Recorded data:
= = = = =
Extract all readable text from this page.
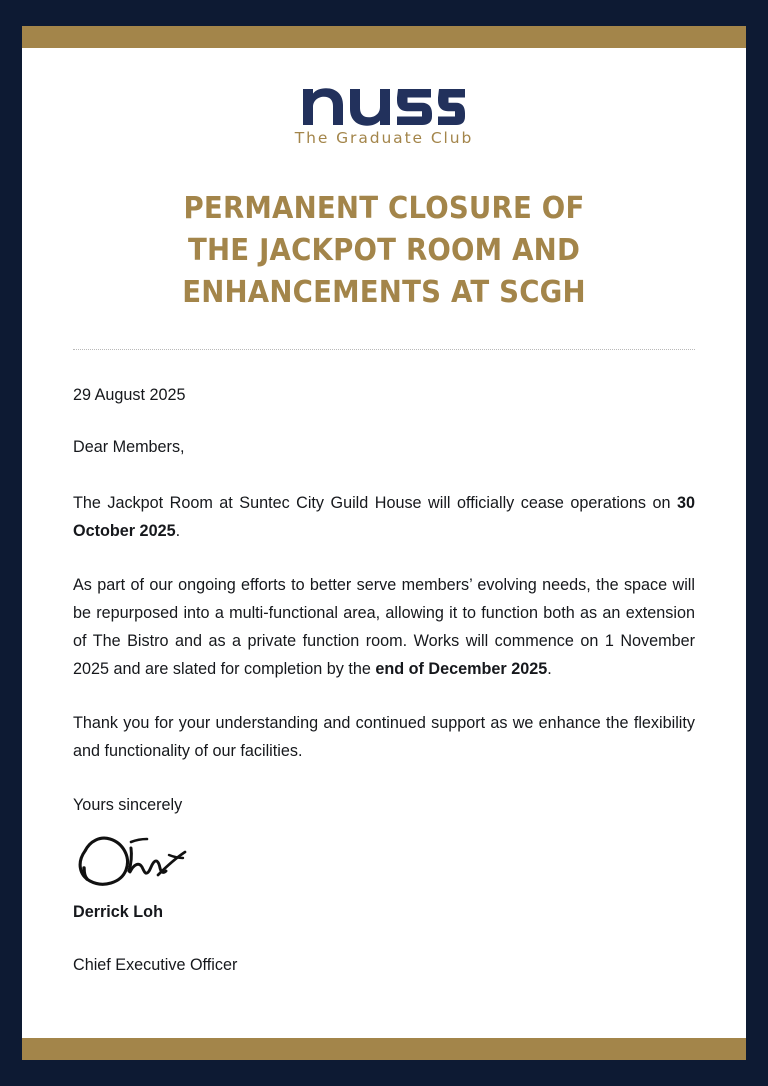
The Graduate Club
PERMANENT CLOSURE OF
THE JACKPOT ROOM AND
ENHANCEMENTS AT SCGH

29 August 2025

Dear Members,

The Jackpot Room at Suntec City Guild House will officially cease operations on 30 October 2025.

As part of our ongoing efforts to better serve members’ evolving needs, the space will be repurposed into a multi-functional area, allowing it to function both as an extension of The Bistro and as a private function room. Works will commence on 1 November 2025 and are slated for completion by the end of December 2025.

Thank you for your understanding and continued support as we enhance the flexibility and functionality of our facilities.

Yours sincerely

Derrick Loh

Chief Executive Officer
= = = = =
◆ **TASK OBJECTIVE**: Take the entries shown above and quote them verbatim, passing over the pictures.

◆ **RESULT BELOW**:
Extract all readable text from this page.
The Graduate Club
PERMANENT CLOSURE OF
THE JACKPOT ROOM AND
ENHANCEMENTS AT SCGH

29 August 2025

Dear Members,

The Jackpot Room at Suntec City Guild House will officially cease operations on 30 October 2025.

As part of our ongoing efforts to better serve members’ evolving needs, the space will be repurposed into a multi-functional area, allowing it to function both as an extension of The Bistro and as a private function room. Works will commence on 1 November 2025 and are slated for completion by the end of December 2025.

Thank you for your understanding and continued support as we enhance the flexibility and functionality of our facilities.

Yours sincerely

Derrick Loh

Chief Executive Officer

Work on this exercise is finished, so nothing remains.